# The problem
Write out the listing below exactly, and omit any images you find in it.

(Dataset items)
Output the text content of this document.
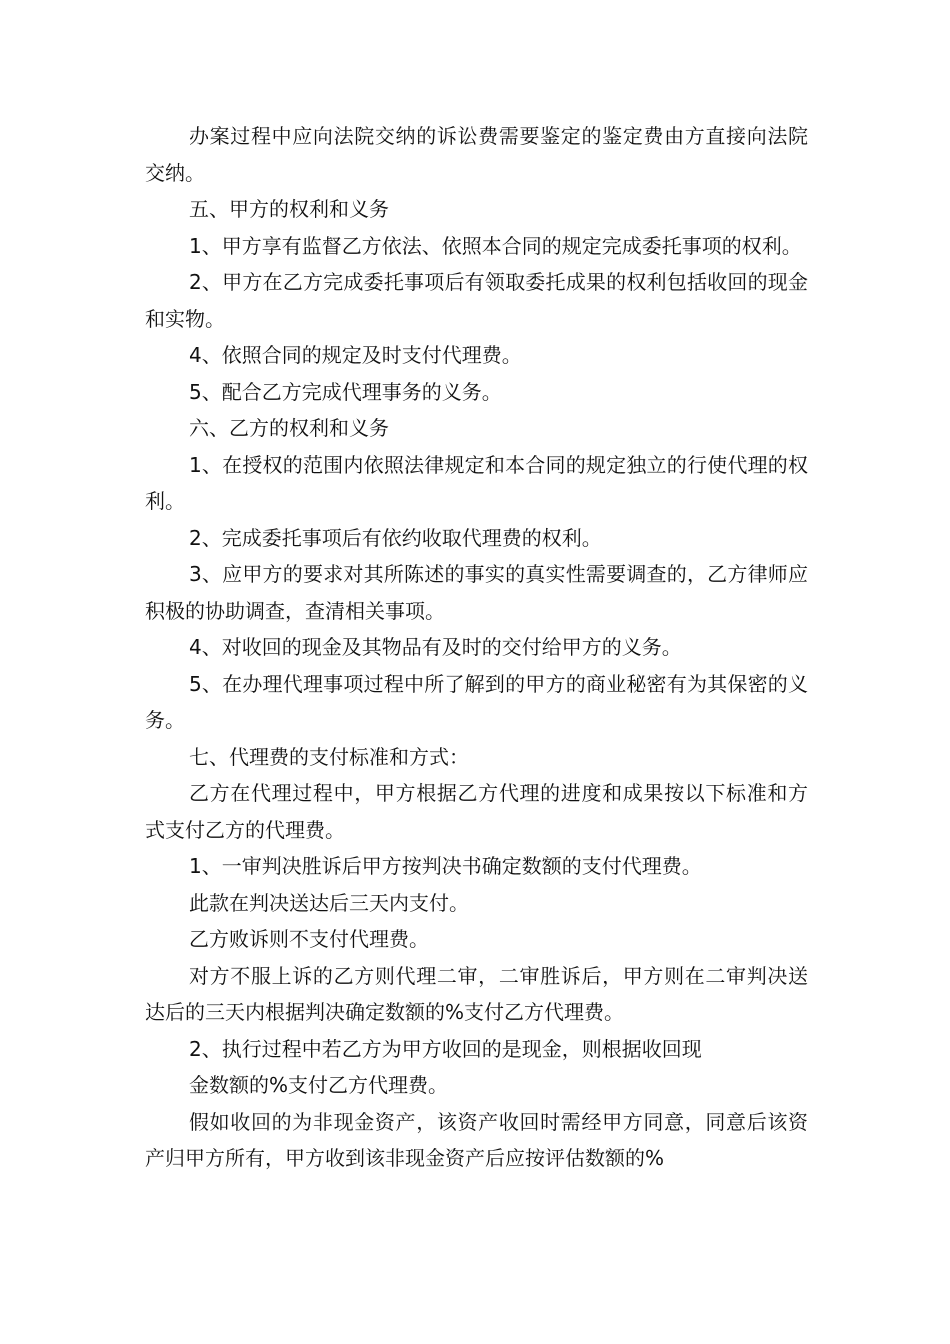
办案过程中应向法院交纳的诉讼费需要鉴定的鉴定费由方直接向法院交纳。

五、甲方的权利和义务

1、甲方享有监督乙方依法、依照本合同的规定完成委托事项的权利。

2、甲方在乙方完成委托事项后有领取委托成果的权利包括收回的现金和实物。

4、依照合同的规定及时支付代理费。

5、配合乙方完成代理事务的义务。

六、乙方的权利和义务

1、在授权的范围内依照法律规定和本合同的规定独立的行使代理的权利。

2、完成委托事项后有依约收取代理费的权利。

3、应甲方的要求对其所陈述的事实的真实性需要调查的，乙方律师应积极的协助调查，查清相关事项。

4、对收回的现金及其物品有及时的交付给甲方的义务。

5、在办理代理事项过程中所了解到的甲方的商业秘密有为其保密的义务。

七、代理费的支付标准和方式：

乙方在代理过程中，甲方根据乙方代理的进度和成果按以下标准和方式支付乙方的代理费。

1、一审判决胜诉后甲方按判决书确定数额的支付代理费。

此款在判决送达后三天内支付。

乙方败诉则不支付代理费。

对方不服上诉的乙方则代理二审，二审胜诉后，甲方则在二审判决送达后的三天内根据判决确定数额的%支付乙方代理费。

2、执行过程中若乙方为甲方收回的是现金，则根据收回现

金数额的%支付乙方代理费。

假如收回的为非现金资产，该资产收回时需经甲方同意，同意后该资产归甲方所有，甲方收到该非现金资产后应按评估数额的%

# Finished exercise
Output the text content of this document.
办案过程中应向法院交纳的诉讼费需要鉴定的鉴定费由方直接向法院交纳。

五、甲方的权利和义务

1、甲方享有监督乙方依法、依照本合同的规定完成委托事项的权利。

2、甲方在乙方完成委托事项后有领取委托成果的权利包括收回的现金和实物。

4、依照合同的规定及时支付代理费。

5、配合乙方完成代理事务的义务。

六、乙方的权利和义务

1、在授权的范围内依照法律规定和本合同的规定独立的行使代理的权利。

2、完成委托事项后有依约收取代理费的权利。

3、应甲方的要求对其所陈述的事实的真实性需要调查的，乙方律师应积极的协助调查，查清相关事项。

4、对收回的现金及其物品有及时的交付给甲方的义务。

5、在办理代理事项过程中所了解到的甲方的商业秘密有为其保密的义务。

七、代理费的支付标准和方式：

乙方在代理过程中，甲方根据乙方代理的进度和成果按以下标准和方式支付乙方的代理费。

1、一审判决胜诉后甲方按判决书确定数额的支付代理费。

此款在判决送达后三天内支付。

乙方败诉则不支付代理费。

对方不服上诉的乙方则代理二审，二审胜诉后，甲方则在二审判决送达后的三天内根据判决确定数额的%支付乙方代理费。

2、执行过程中若乙方为甲方收回的是现金，则根据收回现

金数额的%支付乙方代理费。

假如收回的为非现金资产，该资产收回时需经甲方同意，同意后该资产归甲方所有，甲方收到该非现金资产后应按评估数额的%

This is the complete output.